**Stated problem:** Copy every line of the material below word for word.

Figure content listings
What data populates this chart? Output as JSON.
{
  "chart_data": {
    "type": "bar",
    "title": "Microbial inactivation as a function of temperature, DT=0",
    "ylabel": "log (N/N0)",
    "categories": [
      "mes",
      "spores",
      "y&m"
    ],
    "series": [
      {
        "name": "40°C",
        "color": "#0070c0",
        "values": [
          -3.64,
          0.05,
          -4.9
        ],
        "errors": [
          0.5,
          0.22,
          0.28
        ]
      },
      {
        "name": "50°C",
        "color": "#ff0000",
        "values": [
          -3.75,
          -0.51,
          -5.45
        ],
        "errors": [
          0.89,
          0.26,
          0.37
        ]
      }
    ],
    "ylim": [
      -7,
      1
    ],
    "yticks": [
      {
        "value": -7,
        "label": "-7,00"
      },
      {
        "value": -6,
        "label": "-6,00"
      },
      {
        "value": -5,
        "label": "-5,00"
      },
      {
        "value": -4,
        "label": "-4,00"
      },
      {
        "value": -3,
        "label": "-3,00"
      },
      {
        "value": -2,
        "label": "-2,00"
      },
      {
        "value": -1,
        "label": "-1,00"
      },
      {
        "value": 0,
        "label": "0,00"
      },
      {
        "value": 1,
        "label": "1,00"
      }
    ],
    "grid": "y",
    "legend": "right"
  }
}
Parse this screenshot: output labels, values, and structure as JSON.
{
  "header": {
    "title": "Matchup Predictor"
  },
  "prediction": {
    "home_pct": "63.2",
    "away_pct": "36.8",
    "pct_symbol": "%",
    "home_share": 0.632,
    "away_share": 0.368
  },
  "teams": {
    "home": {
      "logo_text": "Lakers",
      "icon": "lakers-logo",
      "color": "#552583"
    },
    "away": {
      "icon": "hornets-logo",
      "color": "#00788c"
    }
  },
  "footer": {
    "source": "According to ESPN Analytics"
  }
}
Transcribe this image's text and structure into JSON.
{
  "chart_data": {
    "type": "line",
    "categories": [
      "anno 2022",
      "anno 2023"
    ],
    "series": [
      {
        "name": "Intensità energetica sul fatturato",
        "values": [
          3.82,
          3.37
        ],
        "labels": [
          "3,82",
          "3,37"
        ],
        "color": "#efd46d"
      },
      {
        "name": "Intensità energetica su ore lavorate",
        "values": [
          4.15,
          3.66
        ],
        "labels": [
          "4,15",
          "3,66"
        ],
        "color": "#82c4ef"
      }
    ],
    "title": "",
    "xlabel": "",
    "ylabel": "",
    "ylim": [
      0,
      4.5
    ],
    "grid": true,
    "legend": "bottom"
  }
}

**Output of the task:**
What data populates this chart? Output as JSON.
{
  "chart_data": {
    "type": "bar",
    "title": "Microbial inactivation as a function of temperature, DT=0",
    "ylabel": "log (N/N0)",
    "categories": [
      "mes",
      "spores",
      "y&m"
    ],
    "series": [
      {
        "name": "40°C",
        "color": "#0070c0",
        "values": [
          -3.64,
          0.05,
          -4.9
        ],
        "errors": [
          0.5,
          0.22,
          0.28
        ]
      },
      {
        "name": "50°C",
        "color": "#ff0000",
        "values": [
          -3.75,
          -0.51,
          -5.45
        ],
        "errors": [
          0.89,
          0.26,
          0.37
        ]
      }
    ],
    "ylim": [
      -7,
      1
    ],
    "yticks": [
      {
        "value": -7,
        "label": "-7,00"
      },
      {
        "value": -6,
        "label": "-6,00"
      },
      {
        "value": -5,
        "label": "-5,00"
      },
      {
        "value": -4,
        "label": "-4,00"
      },
      {
        "value": -3,
        "label": "-3,00"
      },
      {
        "value": -2,
        "label": "-2,00"
      },
      {
        "value": -1,
        "label": "-1,00"
      },
      {
        "value": 0,
        "label": "0,00"
      },
      {
        "value": 1,
        "label": "1,00"
      }
    ],
    "grid": "y",
    "legend": "right"
  }
}
Parse this screenshot: output labels, values, and structure as JSON.
{
  "header": {
    "title": "Matchup Predictor"
  },
  "prediction": {
    "home_pct": "63.2",
    "away_pct": "36.8",
    "pct_symbol": "%",
    "home_share": 0.632,
    "away_share": 0.368
  },
  "teams": {
    "home": {
      "logo_text": "Lakers",
      "icon": "lakers-logo",
      "color": "#552583"
    },
    "away": {
      "icon": "hornets-logo",
      "color": "#00788c"
    }
  },
  "footer": {
    "source": "According to ESPN Analytics"
  }
}
Transcribe this image's text and structure into JSON.
{
  "chart_data": {
    "type": "line",
    "categories": [
      "anno 2022",
      "anno 2023"
    ],
    "series": [
      {
        "name": "Intensità energetica sul fatturato",
        "values": [
          3.82,
          3.37
        ],
        "labels": [
          "3,82",
          "3,37"
        ],
        "color": "#efd46d"
      },
      {
        "name": "Intensità energetica su ore lavorate",
        "values": [
          4.15,
          3.66
        ],
        "labels": [
          "4,15",
          "3,66"
        ],
        "color": "#82c4ef"
      }
    ],
    "title": "",
    "xlabel": "",
    "ylabel": "",
    "ylim": [
      0,
      4.5
    ],
    "grid": true,
    "legend": "bottom"
  }
}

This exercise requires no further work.